■ **INPUT ROWS**
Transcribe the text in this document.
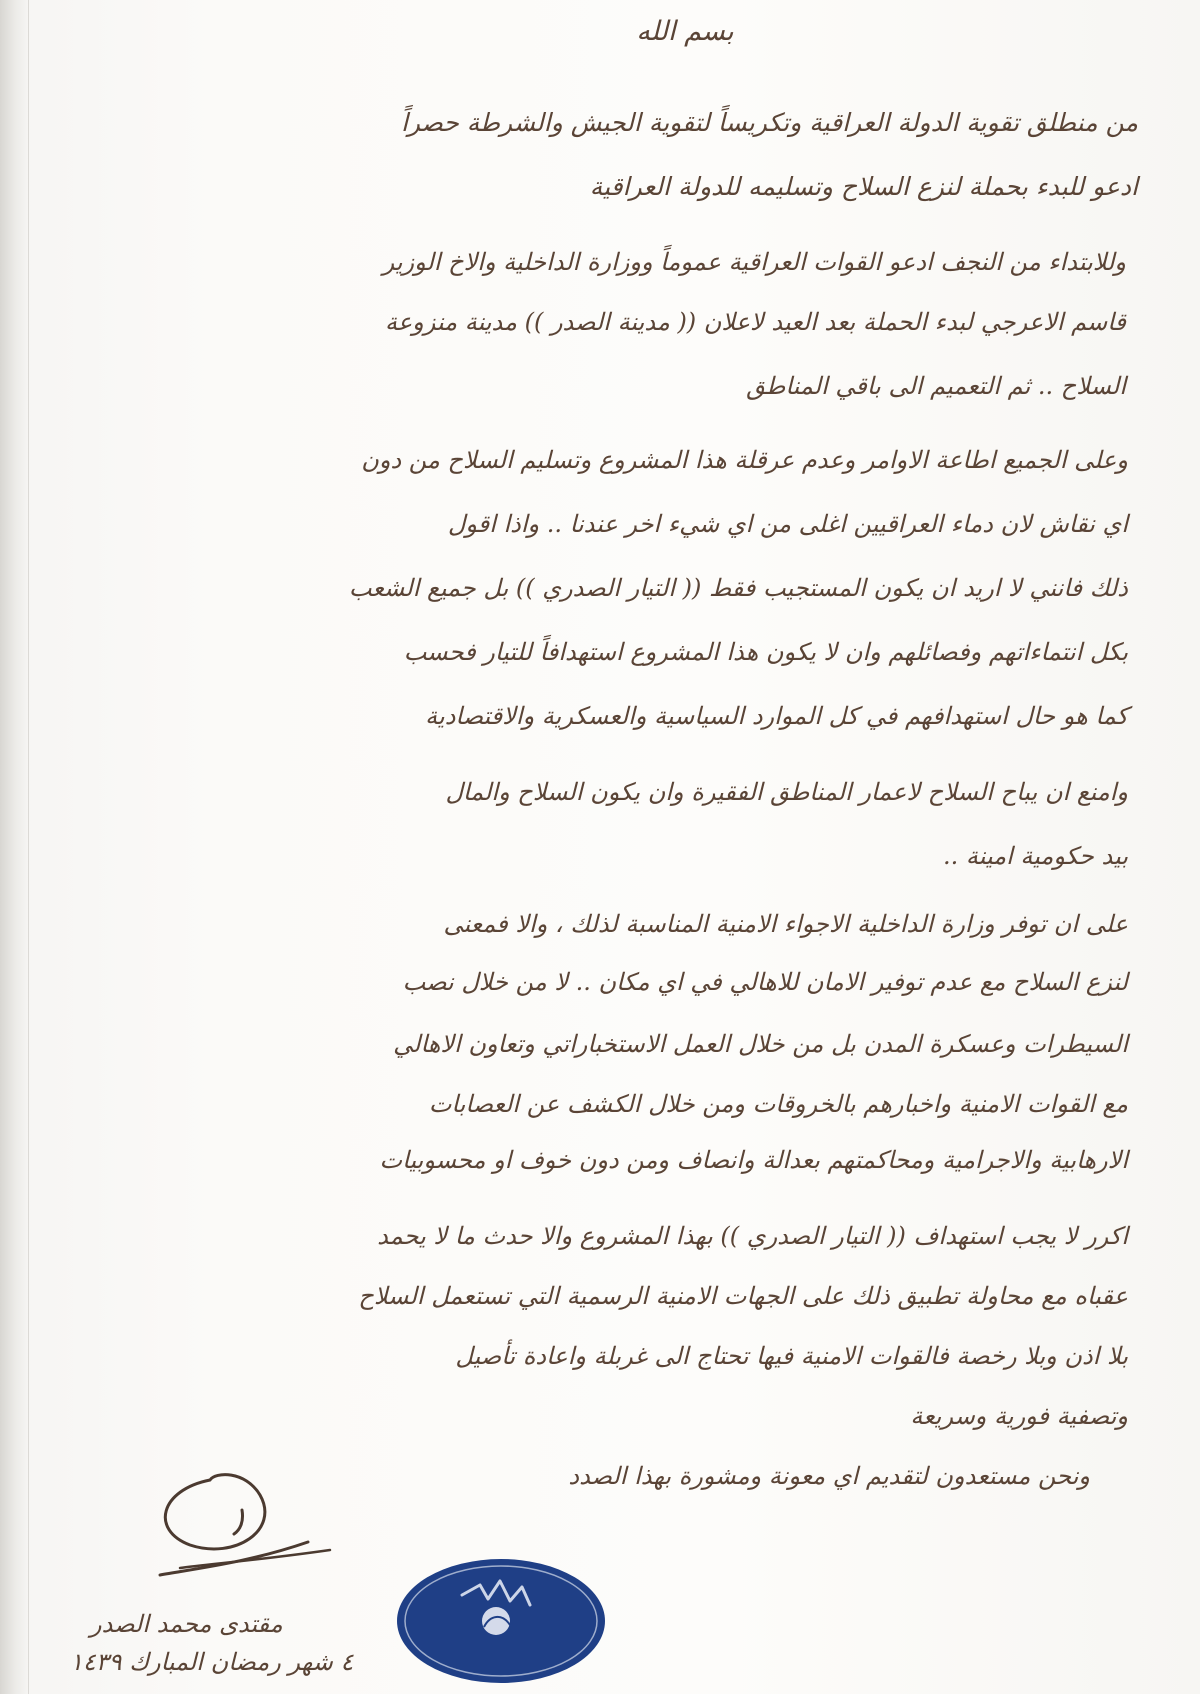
بسم الله
من منطلق تقوية الدولة العراقية وتكريساً لتقوية الجيش والشرطة حصراً
ادعو للبدء بحملة لنزع السلاح وتسليمه للدولة العراقية
وللابتداء من النجف ادعو القوات العراقية عموماً ووزارة الداخلية والاخ الوزير
قاسم الاعرجي لبدء الحملة بعد العيد لاعلان (( مدينة الصدر )) مدينة منزوعة
السلاح .. ثم التعميم الى باقي المناطق
وعلى الجميع اطاعة الاوامر وعدم عرقلة هذا المشروع وتسليم السلاح من دون
اي نقاش لان دماء العراقيين اغلى من اي شيء اخر عندنا .. واذا اقول
ذلك فانني لا اريد ان يكون المستجيب فقط (( التيار الصدري )) بل جميع الشعب
بكل انتماءاتهم وفصائلهم وان لا يكون هذا المشروع استهدافاً للتيار فحسب
كما هو حال استهدافهم في كل الموارد السياسية والعسكرية والاقتصادية
وامنع ان يباح السلاح لاعمار المناطق الفقيرة وان يكون السلاح والمال
بيد حكومية امينة ..
على ان توفر وزارة الداخلية الاجواء الامنية المناسبة لذلك ، والا فمعنى
لنزع السلاح مع عدم توفير الامان للاهالي في اي مكان .. لا من خلال نصب
السيطرات وعسكرة المدن بل من خلال العمل الاستخباراتي وتعاون الاهالي
مع القوات الامنية واخبارهم بالخروقات ومن خلال الكشف عن العصابات
الارهابية والاجرامية ومحاكمتهم بعدالة وانصاف ومن دون خوف او محسوبيات
اكرر لا يجب استهداف (( التيار الصدري )) بهذا المشروع والا حدث ما لا يحمد
عقباه مع محاولة تطبيق ذلك على الجهات الامنية الرسمية التي تستعمل السلاح
بلا اذن وبلا رخصة فالقوات الامنية فيها تحتاج الى غربلة واعادة تأصيل
وتصفية فورية وسريعة
ونحن مستعدون لتقديم اي معونة ومشورة بهذا الصدد
مقتدى محمد الصدر
٤ شهر رمضان المبارك ١٤٣٩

■ **SHORT PROBLEM**
Display every line of the listing that contains the string "خلال".

■ **FULL RESPONSE**
لنزع السلاح مع عدم توفير الامان للاهالي في اي مكان .. لا من خلال نصب
السيطرات وعسكرة المدن بل من خلال العمل الاستخباراتي وتعاون الاهالي
مع القوات الامنية واخبارهم بالخروقات ومن خلال الكشف عن العصابات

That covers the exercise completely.